§ **Listed records**:
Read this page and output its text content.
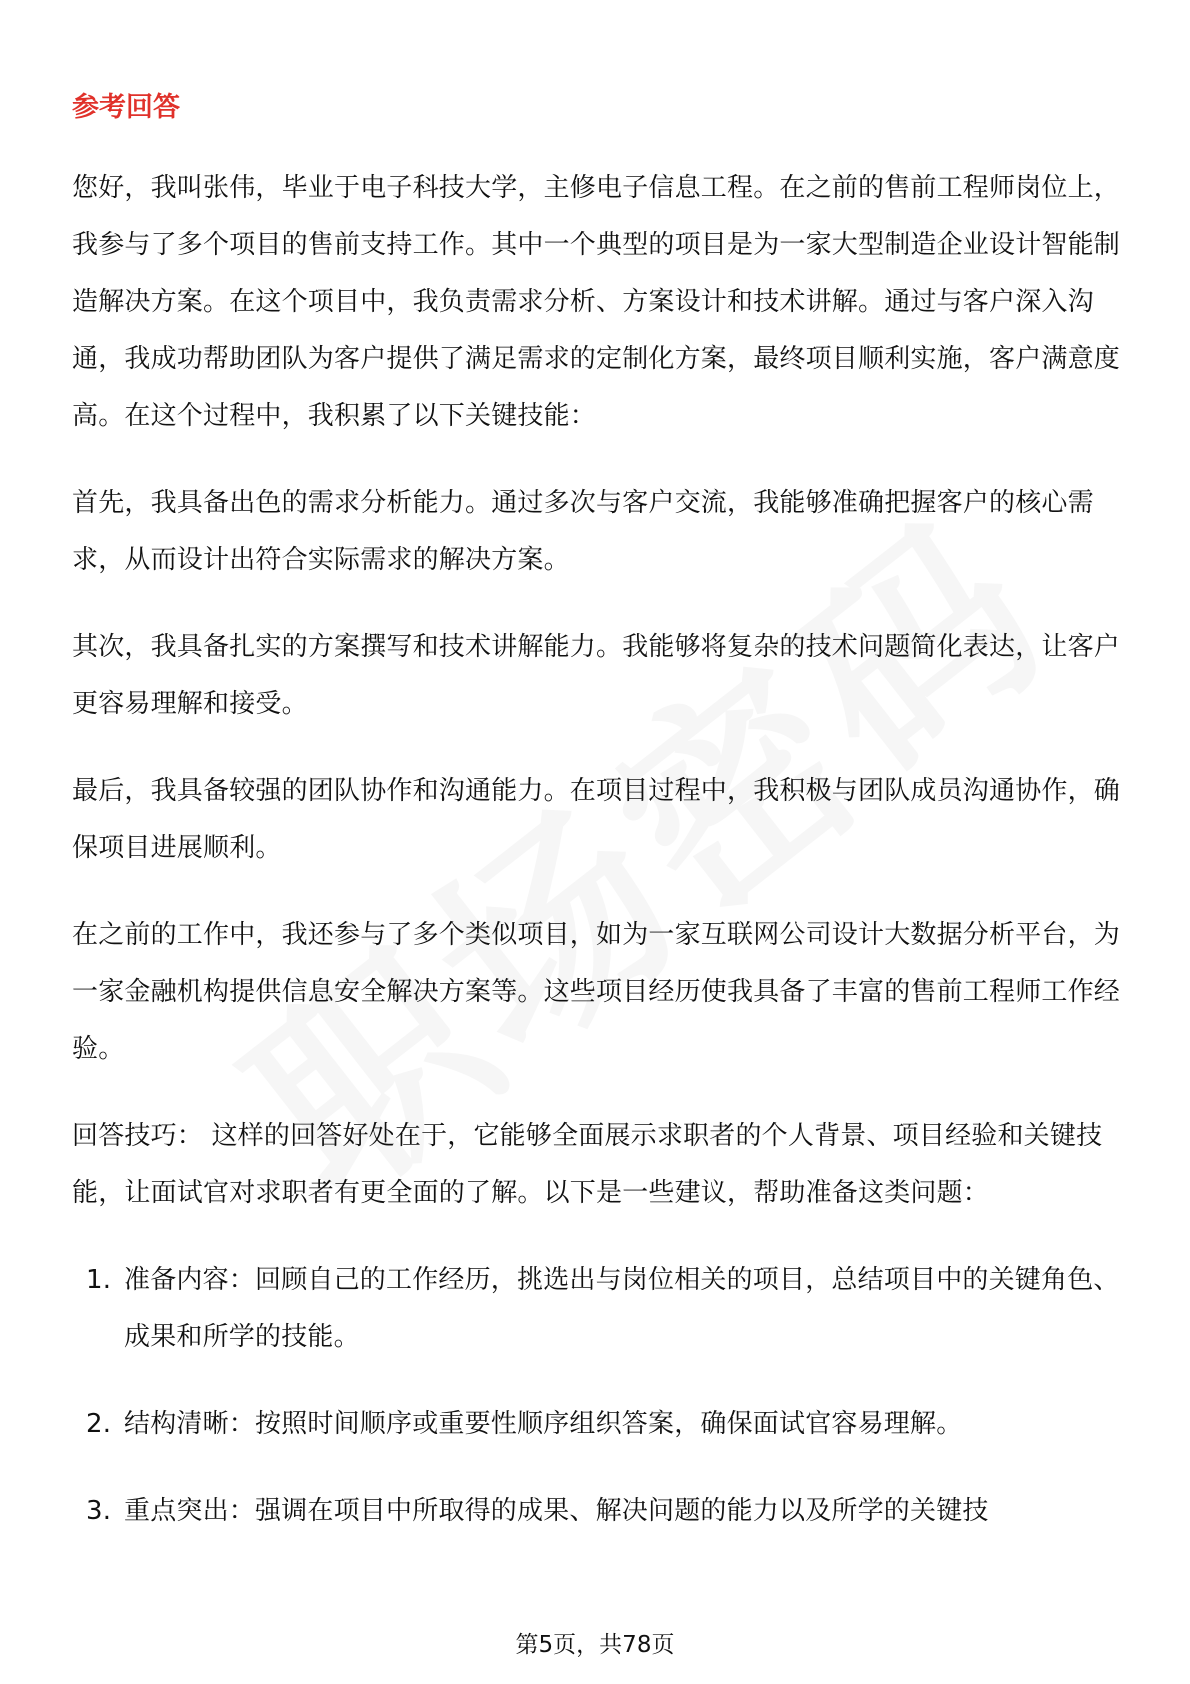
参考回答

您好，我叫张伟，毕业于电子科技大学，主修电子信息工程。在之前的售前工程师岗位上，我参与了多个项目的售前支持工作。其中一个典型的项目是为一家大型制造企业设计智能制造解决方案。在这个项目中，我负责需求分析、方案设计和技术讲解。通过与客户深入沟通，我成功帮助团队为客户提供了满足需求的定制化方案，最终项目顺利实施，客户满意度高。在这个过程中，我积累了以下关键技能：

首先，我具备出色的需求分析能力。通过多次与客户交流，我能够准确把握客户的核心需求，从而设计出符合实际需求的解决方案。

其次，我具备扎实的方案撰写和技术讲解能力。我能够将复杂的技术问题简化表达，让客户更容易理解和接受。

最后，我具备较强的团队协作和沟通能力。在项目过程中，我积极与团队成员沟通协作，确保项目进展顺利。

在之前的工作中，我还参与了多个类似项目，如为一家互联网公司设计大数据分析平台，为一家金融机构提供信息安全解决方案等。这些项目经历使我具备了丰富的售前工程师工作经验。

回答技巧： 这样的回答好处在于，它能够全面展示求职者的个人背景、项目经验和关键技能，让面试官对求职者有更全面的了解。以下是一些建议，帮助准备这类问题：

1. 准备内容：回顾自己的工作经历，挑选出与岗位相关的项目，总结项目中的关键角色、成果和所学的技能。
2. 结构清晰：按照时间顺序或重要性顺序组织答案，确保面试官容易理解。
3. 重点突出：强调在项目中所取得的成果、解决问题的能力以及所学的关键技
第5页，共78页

==

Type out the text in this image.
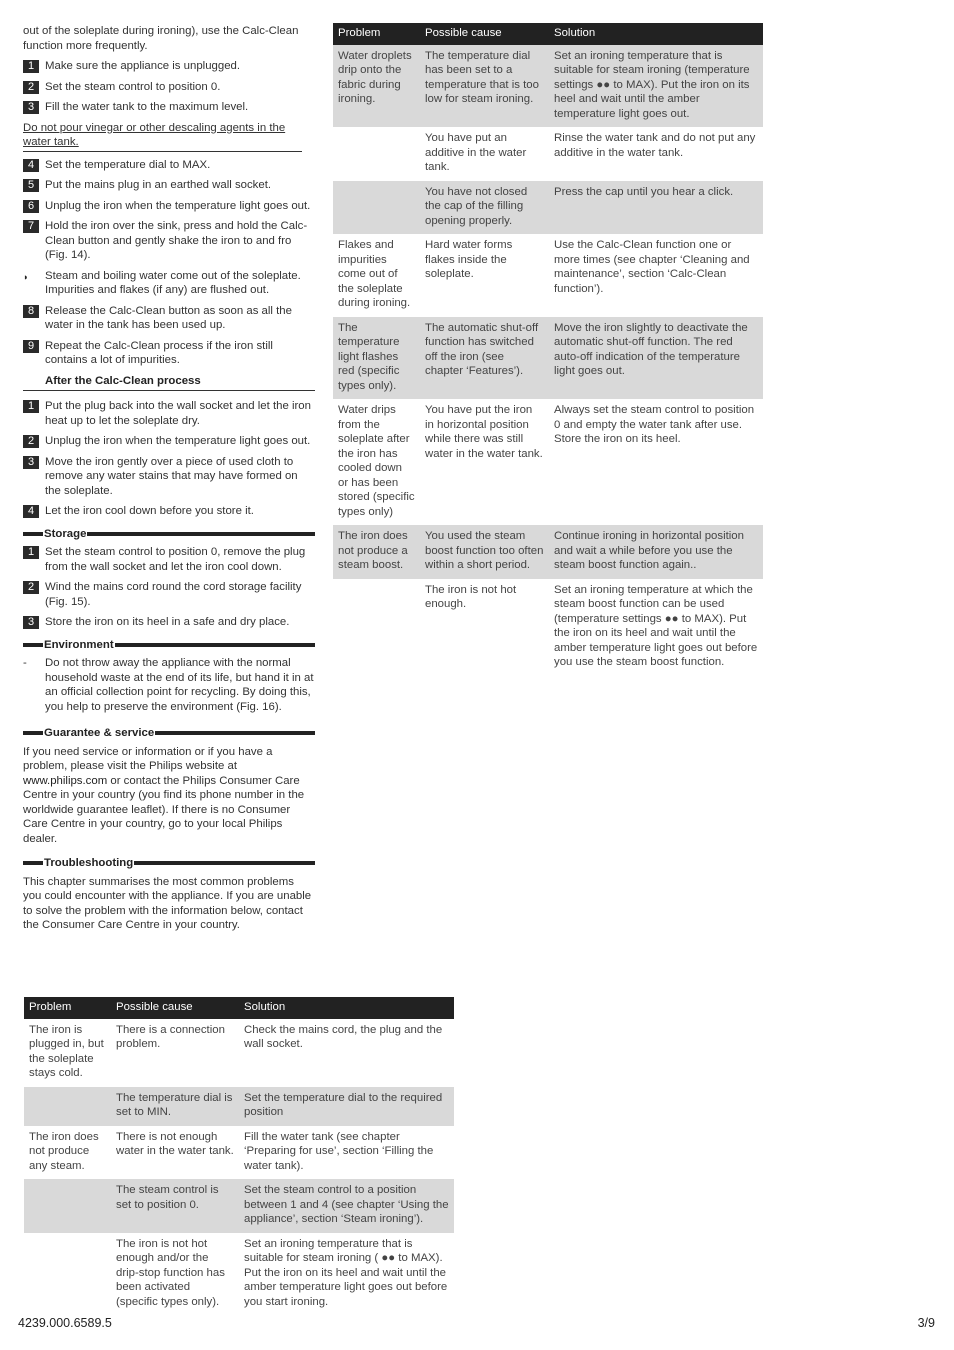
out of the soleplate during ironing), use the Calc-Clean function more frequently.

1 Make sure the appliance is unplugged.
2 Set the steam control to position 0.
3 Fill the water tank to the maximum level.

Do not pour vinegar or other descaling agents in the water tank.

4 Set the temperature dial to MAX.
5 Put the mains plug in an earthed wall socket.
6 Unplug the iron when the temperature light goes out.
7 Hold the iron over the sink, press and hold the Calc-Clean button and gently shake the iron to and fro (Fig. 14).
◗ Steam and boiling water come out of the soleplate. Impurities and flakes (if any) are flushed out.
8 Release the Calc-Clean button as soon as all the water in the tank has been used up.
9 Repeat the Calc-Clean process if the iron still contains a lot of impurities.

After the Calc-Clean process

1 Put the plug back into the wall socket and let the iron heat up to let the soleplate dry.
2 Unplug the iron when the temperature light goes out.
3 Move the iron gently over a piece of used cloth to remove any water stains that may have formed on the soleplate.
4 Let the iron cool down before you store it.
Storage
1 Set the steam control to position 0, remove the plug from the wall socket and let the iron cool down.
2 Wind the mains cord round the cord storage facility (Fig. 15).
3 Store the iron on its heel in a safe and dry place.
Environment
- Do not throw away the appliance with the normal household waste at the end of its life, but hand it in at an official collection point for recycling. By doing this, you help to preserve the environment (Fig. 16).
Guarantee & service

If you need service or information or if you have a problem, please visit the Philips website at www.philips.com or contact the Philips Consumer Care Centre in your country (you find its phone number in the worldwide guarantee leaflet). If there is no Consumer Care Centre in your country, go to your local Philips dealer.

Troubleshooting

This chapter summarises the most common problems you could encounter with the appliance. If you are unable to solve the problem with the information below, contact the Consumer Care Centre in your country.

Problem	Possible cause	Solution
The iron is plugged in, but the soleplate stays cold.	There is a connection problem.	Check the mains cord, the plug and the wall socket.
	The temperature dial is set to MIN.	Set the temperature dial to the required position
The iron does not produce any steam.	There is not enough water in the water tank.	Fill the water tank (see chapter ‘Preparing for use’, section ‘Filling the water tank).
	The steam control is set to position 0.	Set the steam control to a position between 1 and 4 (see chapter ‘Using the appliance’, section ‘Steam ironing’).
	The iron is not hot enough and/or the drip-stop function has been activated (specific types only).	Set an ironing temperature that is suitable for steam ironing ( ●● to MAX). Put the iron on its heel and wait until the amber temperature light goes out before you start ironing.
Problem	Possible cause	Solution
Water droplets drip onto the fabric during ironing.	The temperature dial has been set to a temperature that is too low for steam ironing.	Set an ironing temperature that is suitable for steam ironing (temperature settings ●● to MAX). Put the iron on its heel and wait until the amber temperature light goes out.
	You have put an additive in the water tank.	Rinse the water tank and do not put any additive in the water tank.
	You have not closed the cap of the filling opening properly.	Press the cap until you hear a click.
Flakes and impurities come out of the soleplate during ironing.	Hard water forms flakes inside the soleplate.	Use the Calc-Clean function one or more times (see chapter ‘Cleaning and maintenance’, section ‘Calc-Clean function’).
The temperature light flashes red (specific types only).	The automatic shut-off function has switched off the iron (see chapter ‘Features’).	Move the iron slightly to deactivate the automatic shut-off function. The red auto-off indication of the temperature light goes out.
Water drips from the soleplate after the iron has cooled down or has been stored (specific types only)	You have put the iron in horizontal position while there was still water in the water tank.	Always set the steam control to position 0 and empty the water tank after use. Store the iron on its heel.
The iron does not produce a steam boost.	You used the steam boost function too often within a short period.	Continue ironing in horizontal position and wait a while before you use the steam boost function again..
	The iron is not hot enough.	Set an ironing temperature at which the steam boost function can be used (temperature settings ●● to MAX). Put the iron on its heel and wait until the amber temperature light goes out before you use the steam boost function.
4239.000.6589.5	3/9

--

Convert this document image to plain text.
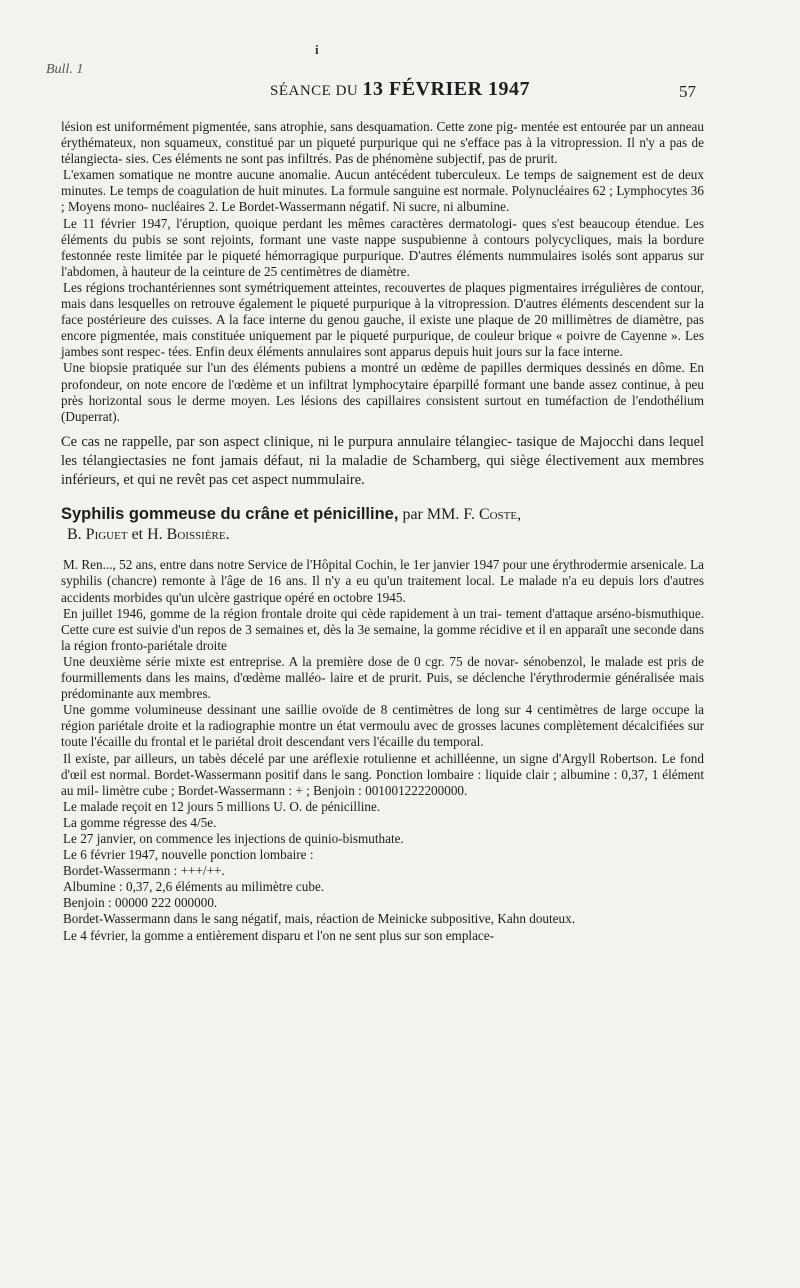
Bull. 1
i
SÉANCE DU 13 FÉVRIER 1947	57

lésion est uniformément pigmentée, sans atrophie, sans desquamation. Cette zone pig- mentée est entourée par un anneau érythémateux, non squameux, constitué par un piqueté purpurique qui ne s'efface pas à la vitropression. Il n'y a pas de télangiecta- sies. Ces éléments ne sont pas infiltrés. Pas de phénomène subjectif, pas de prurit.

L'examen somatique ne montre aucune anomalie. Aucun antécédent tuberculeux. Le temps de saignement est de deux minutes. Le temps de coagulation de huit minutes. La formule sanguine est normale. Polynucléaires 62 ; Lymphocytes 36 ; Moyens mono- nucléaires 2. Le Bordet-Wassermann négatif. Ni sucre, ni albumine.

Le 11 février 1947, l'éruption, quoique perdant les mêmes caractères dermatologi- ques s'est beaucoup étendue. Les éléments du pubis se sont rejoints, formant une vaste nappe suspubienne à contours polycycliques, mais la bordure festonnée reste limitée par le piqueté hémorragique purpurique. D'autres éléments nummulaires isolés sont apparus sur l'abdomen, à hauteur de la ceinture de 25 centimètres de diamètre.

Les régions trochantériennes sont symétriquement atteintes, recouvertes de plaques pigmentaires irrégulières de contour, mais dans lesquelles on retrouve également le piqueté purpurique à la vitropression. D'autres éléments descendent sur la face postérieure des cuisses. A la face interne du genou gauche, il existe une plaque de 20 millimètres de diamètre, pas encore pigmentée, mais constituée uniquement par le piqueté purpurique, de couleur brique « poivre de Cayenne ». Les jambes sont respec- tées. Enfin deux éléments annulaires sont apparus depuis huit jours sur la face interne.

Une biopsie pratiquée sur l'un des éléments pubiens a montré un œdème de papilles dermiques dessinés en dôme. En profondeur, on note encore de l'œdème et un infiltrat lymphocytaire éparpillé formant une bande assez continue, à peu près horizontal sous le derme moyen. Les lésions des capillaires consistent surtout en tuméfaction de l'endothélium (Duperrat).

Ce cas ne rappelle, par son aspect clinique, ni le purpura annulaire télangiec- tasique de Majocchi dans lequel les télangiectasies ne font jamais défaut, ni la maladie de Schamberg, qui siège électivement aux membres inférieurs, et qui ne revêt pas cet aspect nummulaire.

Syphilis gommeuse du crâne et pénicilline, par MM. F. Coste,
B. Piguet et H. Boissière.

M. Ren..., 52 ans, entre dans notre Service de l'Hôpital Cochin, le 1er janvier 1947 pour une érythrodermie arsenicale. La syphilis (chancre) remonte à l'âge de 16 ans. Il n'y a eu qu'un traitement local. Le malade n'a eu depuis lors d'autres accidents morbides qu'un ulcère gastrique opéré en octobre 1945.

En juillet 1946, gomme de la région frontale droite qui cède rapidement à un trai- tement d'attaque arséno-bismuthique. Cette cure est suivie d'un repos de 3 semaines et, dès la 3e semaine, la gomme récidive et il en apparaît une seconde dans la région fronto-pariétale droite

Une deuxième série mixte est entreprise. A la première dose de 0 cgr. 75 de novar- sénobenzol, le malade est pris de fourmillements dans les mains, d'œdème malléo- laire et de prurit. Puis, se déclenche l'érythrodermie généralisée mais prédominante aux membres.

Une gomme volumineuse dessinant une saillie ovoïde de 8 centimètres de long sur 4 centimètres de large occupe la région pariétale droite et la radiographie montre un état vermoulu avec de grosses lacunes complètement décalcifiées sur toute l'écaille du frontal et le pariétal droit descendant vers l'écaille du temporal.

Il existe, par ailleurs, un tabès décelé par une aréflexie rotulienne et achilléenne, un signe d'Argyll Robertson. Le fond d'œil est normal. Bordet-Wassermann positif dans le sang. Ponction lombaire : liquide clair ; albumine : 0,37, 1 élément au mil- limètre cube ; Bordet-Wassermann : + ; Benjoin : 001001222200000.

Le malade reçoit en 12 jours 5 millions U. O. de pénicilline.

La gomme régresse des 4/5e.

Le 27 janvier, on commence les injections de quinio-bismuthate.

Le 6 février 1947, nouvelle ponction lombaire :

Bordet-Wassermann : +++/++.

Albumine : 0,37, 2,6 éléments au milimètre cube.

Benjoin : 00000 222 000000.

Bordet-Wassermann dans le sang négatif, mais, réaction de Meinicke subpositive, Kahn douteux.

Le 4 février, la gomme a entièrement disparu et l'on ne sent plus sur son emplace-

§ **Set exercise**: Copy every line of the entries above in which "remove" occurs.

§ **Correct result**:
3 Move the iron gently over a piece of used cloth to remove any water stains that may have formed on the soleplate.
1 Set the steam control to position 0, remove the plug from the wall socket and let the iron cool down.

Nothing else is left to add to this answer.